СПИСОК ЗАДАНИЙ:
**1)** Перепишите слово в слово фрагмент отрывка о разуме и вере, начиная с «Таким образом, поставленная» и заканчивая «забывает страдания первой.».
**2)** О чем, согласно отрывку о разуме и установлениях веры, шла острая полемика, с которой столкнулось раннеисламское сознание?
**3)** Продолжите текст о соотношении разума и установлений веры в исламе, начав сразу после его последнего предложения.

++++ ОТРЫВОК ++++

Здесь следует подчеркнуть, что соотношение разума и установлений веры является следствием разделения духовно-интеллектуальной и общественно-политической деятельности, которое породило коллизии и столкновения пытливого разума и неоспоримых кодексов. Так с необходимостью возникает единство противоположностей, ибо революционизирующая «сокрушающая» мощь разума не отделима «железным занавесом» от его же апологетических, охранительных способностей, а ограничения догматики содержат элементы вполне разумного регулирования мыслей и чувств. Разум не может быть изолирован от регуляторов конкретного типа культуры, он не сдерживает ее внутренней трансформации, переосмысления ее постулатов, а ограничения догматико-правовых установлений не столь узки, чтобы не вместить задачу ее внутренней революционизации, ибо установления веры есть не что иное, как разум, исторически трансформированный в виде неприкасаемых «священных заповедей».

Таким образом, поставленная самой мусульманской культурой проблема соотношения разума и установления веры является лишь «исторически-мусульманской» формулировкой общекультурной проблемы, порожденной ходом политического и духовно-интеллектуального противоборства в халифате. Эта проблема встала перед мыслителями различных культур не единовременно. И если сравнить мир ислама, его проблематику с миром христианской культуры, религиозно-философского сознания, то можно сказать, что решаемые ими проблемы возникали на конкретном историческом фоне; следовательно, каждая из них имеет особый культурный лик. Как и все, что обладает «волей к жизни», ранее поставленные проблемы переходят от простых форм к усложненным. Идейное «детство» не менее сложно, чем идейная «старость», лишь потому, что последняя забывает страдания первой.

Вопрос о соотношении разума и установлений веры имел свою политическую и духовно-интеллектуальную предысторию. Этим вопросом томилось не одно поколение. Он выстрадан общественными коллизиями, способом политизации и идеологизации которых стала интерпретация Священного Писания. Это не что иное, как политизированный разум в его отношении к установлению и идеологизированное установление в горниле политико-религиозных распрей. Их целостность должна была разрушиться, чтобы выделились черты различия сфер практической религиозности и религиозного сознания. Разум в рамках этого процесса должен был вступить во взаимодействие с общественно-политическими и духовно-нравственными реалиями, одновременно черпая из Корана основания своих символических интерпретаций. Эта ситуация, в свою очередь, породила проблему сотворенного и извечного Слова. Раннеисламское сознание столкнулось с этой проблемой в ходе острой полемики о природе – сотворенной и извечной – Корана как слова Божьего. В духовной жизни халифата данная проблема надолго стала основной, зародышем более поздней проблемы соотношения разума и установления веры. Полемика о том, существовал ли Коран изначально или сотворен, была, по сути своей, началом и результатом дискуссий о божественных атрибутах. Знаменитая хариджитская фраза «Никому не дано судить, кроме Бога» породила религиозно-политическое единство большинства общины по вопросу о законности власти халифов. Это было выступление против того, чтобы люди выносили свои суждения по вопросам, которые уже нашли решение, стали в определенном смысле «божественным решением».

++++ ИСХОДНЫЕ ДАННЫЕ ++++

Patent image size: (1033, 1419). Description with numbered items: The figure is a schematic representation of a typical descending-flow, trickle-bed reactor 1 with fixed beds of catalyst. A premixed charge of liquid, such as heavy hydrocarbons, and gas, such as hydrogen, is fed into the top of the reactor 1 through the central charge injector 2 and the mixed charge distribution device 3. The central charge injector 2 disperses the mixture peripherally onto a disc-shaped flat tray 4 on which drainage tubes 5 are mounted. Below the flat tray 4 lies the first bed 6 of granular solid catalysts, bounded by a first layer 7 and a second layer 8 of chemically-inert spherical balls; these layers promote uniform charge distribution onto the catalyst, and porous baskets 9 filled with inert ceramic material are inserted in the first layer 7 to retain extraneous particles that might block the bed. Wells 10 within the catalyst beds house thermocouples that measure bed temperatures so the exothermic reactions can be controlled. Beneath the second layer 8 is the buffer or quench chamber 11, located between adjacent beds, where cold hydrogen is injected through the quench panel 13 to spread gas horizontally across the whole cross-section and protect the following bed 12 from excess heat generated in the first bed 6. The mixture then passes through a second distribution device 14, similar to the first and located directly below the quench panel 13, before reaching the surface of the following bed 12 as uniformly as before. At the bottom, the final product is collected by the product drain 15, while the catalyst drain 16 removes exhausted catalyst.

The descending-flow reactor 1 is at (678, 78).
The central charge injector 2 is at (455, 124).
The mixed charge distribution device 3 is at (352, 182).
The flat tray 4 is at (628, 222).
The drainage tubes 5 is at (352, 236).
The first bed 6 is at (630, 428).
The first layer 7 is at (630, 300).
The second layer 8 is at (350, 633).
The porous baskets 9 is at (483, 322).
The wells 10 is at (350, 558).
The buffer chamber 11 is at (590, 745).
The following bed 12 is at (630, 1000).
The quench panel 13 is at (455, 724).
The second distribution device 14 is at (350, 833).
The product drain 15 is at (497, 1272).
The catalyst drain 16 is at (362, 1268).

++++

ОЖИДАЕМЫЕ РЕЗУЛЬТАТЫ:
**1)**
Таким образом, поставленная самой мусульманской культурой проблема соотношения разума и установления веры является лишь «исторически-мусульманской» формулировкой общекультурной проблемы, порожденной ходом политического и духовно-интеллектуального противоборства в халифате. Эта проблема встала перед мыслителями различных культур не единовременно. И если сравнить мир ислама, его проблематику с миром христианской культуры, религиозно-философского сознания, то можно сказать, что решаемые ими проблемы возникали на конкретном историческом фоне; следовательно, каждая из них имеет особый культурный лик. Как и все, что обладает «волей к жизни», ранее поставленные проблемы переходят от простых форм к усложненным. Идейное «детство» не менее сложно, чем идейная «старость», лишь потому, что последняя забывает страдания первой.

**2)** О природе Корана как слова Божьего: сотворен он или извечен.

**3)**
Первоначальным практическим выражением и политическим оформлением проблемы соотношения разума и установления стало движение хариджитов, которое поставило ее в плоскость политической теологии и нравственного размежевания. Для хариджитов слово имело огромное значение, не обладая само по себе какой-либо ценностью. Это в определенной мере связано с традициями язычества (джахилийа). Доисламская традиция не знала отделения слова от дела, она стояла на коленях перед алтарем верности слову. Хариджитское движение углубило эту черту джахилийи в своих догматических установлениях и политических акциях.

Но слово и дело, вопреки их лелеемому и возможному единству, не всегда совпадают полностью. Тяга к их единению, проявляясь в деятельности политических группировок, сама осознается как необходимое состояние единства, чтобы вновь стать жертвой его постоянного отрицания. Хариджитское движение, впервые подвергшее наличность «единства» революционному отрицанию, фактически стремилось восстановить утраченное общественно-политическое и идейное единство общины. Предоставление лишь Богу права судить является не столько отрицанием хариджитами разума и декларацией приоритета шариата и Священного Писания, сколько являет собой практическую попытку их соединения на моральной основе. Так был создан первоначальный фон размежевания общественных сил, пока разум не обособился как самостоятельная форма действования, располагающая собственной системой.

Поэтому можно понять, почему хариджитский призыв наказания «содеявшего великое злодеяние» превратился в основной лозунг этого движения. Это не внешний мир политики, противостоящий сокровенному миру веры, и не мир хариджитской веры, противостоящий миру мурджитских конвенциональных верований (интикад), хотя оба они в той или иной мере отразили эту тенденцию. Это живое выражение способов и форм проявления практического осознания соотношения разума и установления. Например, наджиты-азракиты возвели проблему прощения политических противников в ранг проблем иджтихада, тем самым препоручив разуму разрешить задачу контакта с установлением веры. Так, утверждением «о прощении тех, кто не знает установления» Наджд ал-Ханафи открыл дорогу рациональному (практическому) обращению с «писаным» установлением. В последующем у хариджитов эта проблема приняла форму вопроса об отношении к религии. Они утверждали, что знание Бога и пророков и их признание обязательно, а их неведение не подлежит прощению. Во всем остальном же прощение допустимо до тех пор, пока не будет принято обоснование того, что является дозволенным, а что запрещенным. Более того, они считали, что до принятия соответствующего обоснования тот, кто допустил поношение ошибающегося муджтахида, является безбожником.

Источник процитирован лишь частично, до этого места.